- GIVEN DATA
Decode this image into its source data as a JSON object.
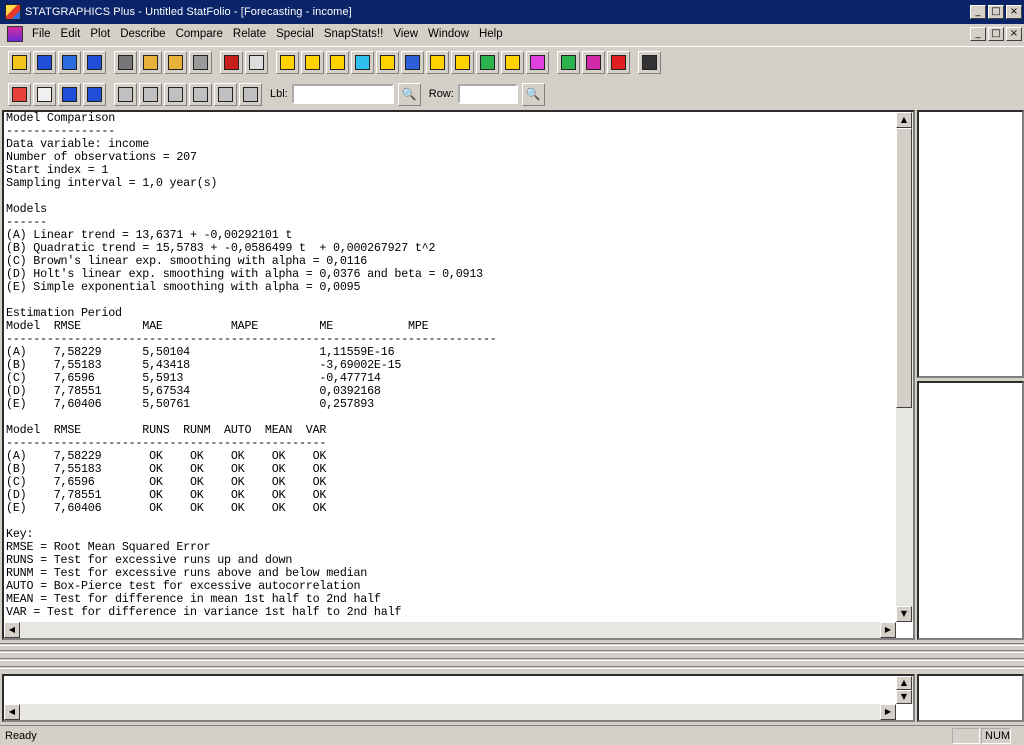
{
  "window": {
    "title": "STATGRAPHICS Plus - Untitled StatFolio - [Forecasting - income]",
    "minimize": "_",
    "maximize": "□",
    "close": "×"
  },
  "menu": {
    "items": [
      "File",
      "Edit",
      "Plot",
      "Describe",
      "Compare",
      "Relate",
      "Special",
      "SnapStats!!",
      "View",
      "Window",
      "Help"
    ]
  },
  "toolbar1": {
    "buttons": [
      {
        "icon": "open-folder-icon",
        "color": "#f0c419"
      },
      {
        "icon": "save-icon",
        "color": "#1f4fd6"
      },
      {
        "icon": "spreadsheet-icon",
        "color": "#2a6be0"
      },
      {
        "icon": "data-save-icon",
        "color": "#1f4fd6"
      },
      {
        "icon": "cut-icon",
        "color": "#777777"
      },
      {
        "icon": "copy-icon",
        "color": "#e8b23a"
      },
      {
        "icon": "paste-icon",
        "color": "#e8b23a"
      },
      {
        "icon": "undo-icon",
        "color": "#9a9a9a"
      },
      {
        "icon": "print-icon",
        "color": "#c81e1e"
      },
      {
        "icon": "print-preview-icon",
        "color": "#dddddd"
      },
      {
        "icon": "scatter-plot-icon",
        "color": "#ffd200"
      },
      {
        "icon": "box-plot-icon",
        "color": "#ffd200"
      },
      {
        "icon": "histogram-icon",
        "color": "#ffd200"
      },
      {
        "icon": "xy-plot-icon",
        "color": "#30c0f0"
      },
      {
        "icon": "grid-plot-icon",
        "color": "#ffd200"
      },
      {
        "icon": "wave-plot-icon",
        "color": "#2c5fd8"
      },
      {
        "icon": "bell-curve-icon",
        "color": "#ffd200"
      },
      {
        "icon": "line-chart-icon",
        "color": "#ffd200"
      },
      {
        "icon": "globe-icon",
        "color": "#2bb24c"
      },
      {
        "icon": "step-chart-icon",
        "color": "#ffd200"
      },
      {
        "icon": "gem-icon",
        "color": "#e040e0"
      },
      {
        "icon": "go-arrow-icon",
        "color": "#2bb24c"
      },
      {
        "icon": "sigma-icon",
        "color": "#d02aa8"
      },
      {
        "icon": "help-icon",
        "color": "#e02020"
      },
      {
        "icon": "calculator-icon",
        "color": "#333333"
      }
    ]
  },
  "toolbar2": {
    "buttons": [
      {
        "icon": "analysis-icon",
        "color": "#e8403a"
      },
      {
        "icon": "text-pane-icon",
        "color": "#f0f0f0"
      },
      {
        "icon": "graph-pane-icon",
        "color": "#1f4fd6"
      },
      {
        "icon": "graph-save-icon",
        "color": "#1f4fd6"
      },
      {
        "icon": "label-icon",
        "color": "#c0c0c0"
      },
      {
        "icon": "move-icon",
        "color": "#c0c0c0"
      },
      {
        "icon": "brush-icon",
        "color": "#c0c0c0"
      },
      {
        "icon": "jitter-icon",
        "color": "#c0c0c0"
      },
      {
        "icon": "zoom-icon",
        "color": "#c0c0c0"
      },
      {
        "icon": "smooth-icon",
        "color": "#c0c0c0"
      }
    ],
    "lbl_label": "Lbl:",
    "lbl_value": "",
    "row_label": "Row:",
    "row_value": ""
  },
  "document": {
    "lines": [
      "Model Comparison",
      "----------------",
      "Data variable: income",
      "Number of observations = 207",
      "Start index = 1",
      "Sampling interval = 1,0 year(s)",
      "",
      "Models",
      "------",
      "(A) Linear trend = 13,6371 + -0,00292101 t",
      "(B) Quadratic trend = 15,5783 + -0,0586499 t  + 0,000267927 t^2",
      "(C) Brown's linear exp. smoothing with alpha = 0,0116",
      "(D) Holt's linear exp. smoothing with alpha = 0,0376 and beta = 0,0913",
      "(E) Simple exponential smoothing with alpha = 0,0095",
      "",
      "Estimation Period",
      "Model  RMSE         MAE          MAPE         ME           MPE",
      "------------------------------------------------------------------------",
      "(A)    7,58229      5,50104                   1,11559E-16",
      "(B)    7,55183      5,43418                   -3,69002E-15",
      "(C)    7,6596       5,5913                    -0,477714",
      "(D)    7,78551      5,67534                   0,0392168",
      "(E)    7,60406      5,50761                   0,257893",
      "",
      "Model  RMSE         RUNS  RUNM  AUTO  MEAN  VAR",
      "-----------------------------------------------",
      "(A)    7,58229       OK    OK    OK    OK    OK",
      "(B)    7,55183       OK    OK    OK    OK    OK",
      "(C)    7,6596        OK    OK    OK    OK    OK",
      "(D)    7,78551       OK    OK    OK    OK    OK",
      "(E)    7,60406       OK    OK    OK    OK    OK",
      "",
      "Key:",
      "RMSE = Root Mean Squared Error",
      "RUNS = Test for excessive runs up and down",
      "RUNM = Test for excessive runs above and below median",
      "AUTO = Box-Pierce test for excessive autocorrelation",
      "MEAN = Test for difference in mean 1st half to 2nd half",
      "VAR = Test for difference in variance 1st half to 2nd half"
    ]
  },
  "scroll": {
    "up": "▲",
    "down": "▼",
    "left": "◀",
    "right": "▶"
  },
  "status": {
    "text": "Ready",
    "num": "NUM"
  }
}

- AIM
Your task is to reproduce all of the material exactly. The pictures stay out.

- RESULT OF THE TASK
Decode this image into its source data as a JSON object.
{
  "window": {
    "title": "STATGRAPHICS Plus - Untitled StatFolio - [Forecasting - income]",
    "minimize": "_",
    "maximize": "□",
    "close": "×"
  },
  "menu": {
    "items": [
      "File",
      "Edit",
      "Plot",
      "Describe",
      "Compare",
      "Relate",
      "Special",
      "SnapStats!!",
      "View",
      "Window",
      "Help"
    ]
  },
  "toolbar1": {
    "buttons": [
      {
        "icon": "open-folder-icon",
        "color": "#f0c419"
      },
      {
        "icon": "save-icon",
        "color": "#1f4fd6"
      },
      {
        "icon": "spreadsheet-icon",
        "color": "#2a6be0"
      },
      {
        "icon": "data-save-icon",
        "color": "#1f4fd6"
      },
      {
        "icon": "cut-icon",
        "color": "#777777"
      },
      {
        "icon": "copy-icon",
        "color": "#e8b23a"
      },
      {
        "icon": "paste-icon",
        "color": "#e8b23a"
      },
      {
        "icon": "undo-icon",
        "color": "#9a9a9a"
      },
      {
        "icon": "print-icon",
        "color": "#c81e1e"
      },
      {
        "icon": "print-preview-icon",
        "color": "#dddddd"
      },
      {
        "icon": "scatter-plot-icon",
        "color": "#ffd200"
      },
      {
        "icon": "box-plot-icon",
        "color": "#ffd200"
      },
      {
        "icon": "histogram-icon",
        "color": "#ffd200"
      },
      {
        "icon": "xy-plot-icon",
        "color": "#30c0f0"
      },
      {
        "icon": "grid-plot-icon",
        "color": "#ffd200"
      },
      {
        "icon": "wave-plot-icon",
        "color": "#2c5fd8"
      },
      {
        "icon": "bell-curve-icon",
        "color": "#ffd200"
      },
      {
        "icon": "line-chart-icon",
        "color": "#ffd200"
      },
      {
        "icon": "globe-icon",
        "color": "#2bb24c"
      },
      {
        "icon": "step-chart-icon",
        "color": "#ffd200"
      },
      {
        "icon": "gem-icon",
        "color": "#e040e0"
      },
      {
        "icon": "go-arrow-icon",
        "color": "#2bb24c"
      },
      {
        "icon": "sigma-icon",
        "color": "#d02aa8"
      },
      {
        "icon": "help-icon",
        "color": "#e02020"
      },
      {
        "icon": "calculator-icon",
        "color": "#333333"
      }
    ]
  },
  "toolbar2": {
    "buttons": [
      {
        "icon": "analysis-icon",
        "color": "#e8403a"
      },
      {
        "icon": "text-pane-icon",
        "color": "#f0f0f0"
      },
      {
        "icon": "graph-pane-icon",
        "color": "#1f4fd6"
      },
      {
        "icon": "graph-save-icon",
        "color": "#1f4fd6"
      },
      {
        "icon": "label-icon",
        "color": "#c0c0c0"
      },
      {
        "icon": "move-icon",
        "color": "#c0c0c0"
      },
      {
        "icon": "brush-icon",
        "color": "#c0c0c0"
      },
      {
        "icon": "jitter-icon",
        "color": "#c0c0c0"
      },
      {
        "icon": "zoom-icon",
        "color": "#c0c0c0"
      },
      {
        "icon": "smooth-icon",
        "color": "#c0c0c0"
      }
    ],
    "lbl_label": "Lbl:",
    "lbl_value": "",
    "row_label": "Row:",
    "row_value": ""
  },
  "document": {
    "lines": [
      "Model Comparison",
      "----------------",
      "Data variable: income",
      "Number of observations = 207",
      "Start index = 1",
      "Sampling interval = 1,0 year(s)",
      "",
      "Models",
      "------",
      "(A) Linear trend = 13,6371 + -0,00292101 t",
      "(B) Quadratic trend = 15,5783 + -0,0586499 t  + 0,000267927 t^2",
      "(C) Brown's linear exp. smoothing with alpha = 0,0116",
      "(D) Holt's linear exp. smoothing with alpha = 0,0376 and beta = 0,0913",
      "(E) Simple exponential smoothing with alpha = 0,0095",
      "",
      "Estimation Period",
      "Model  RMSE         MAE          MAPE         ME           MPE",
      "------------------------------------------------------------------------",
      "(A)    7,58229      5,50104                   1,11559E-16",
      "(B)    7,55183      5,43418                   -3,69002E-15",
      "(C)    7,6596       5,5913                    -0,477714",
      "(D)    7,78551      5,67534                   0,0392168",
      "(E)    7,60406      5,50761                   0,257893",
      "",
      "Model  RMSE         RUNS  RUNM  AUTO  MEAN  VAR",
      "-----------------------------------------------",
      "(A)    7,58229       OK    OK    OK    OK    OK",
      "(B)    7,55183       OK    OK    OK    OK    OK",
      "(C)    7,6596        OK    OK    OK    OK    OK",
      "(D)    7,78551       OK    OK    OK    OK    OK",
      "(E)    7,60406       OK    OK    OK    OK    OK",
      "",
      "Key:",
      "RMSE = Root Mean Squared Error",
      "RUNS = Test for excessive runs up and down",
      "RUNM = Test for excessive runs above and below median",
      "AUTO = Box-Pierce test for excessive autocorrelation",
      "MEAN = Test for difference in mean 1st half to 2nd half",
      "VAR = Test for difference in variance 1st half to 2nd half"
    ]
  },
  "scroll": {
    "up": "▲",
    "down": "▼",
    "left": "◀",
    "right": "▶"
  },
  "status": {
    "text": "Ready",
    "num": "NUM"
  }
}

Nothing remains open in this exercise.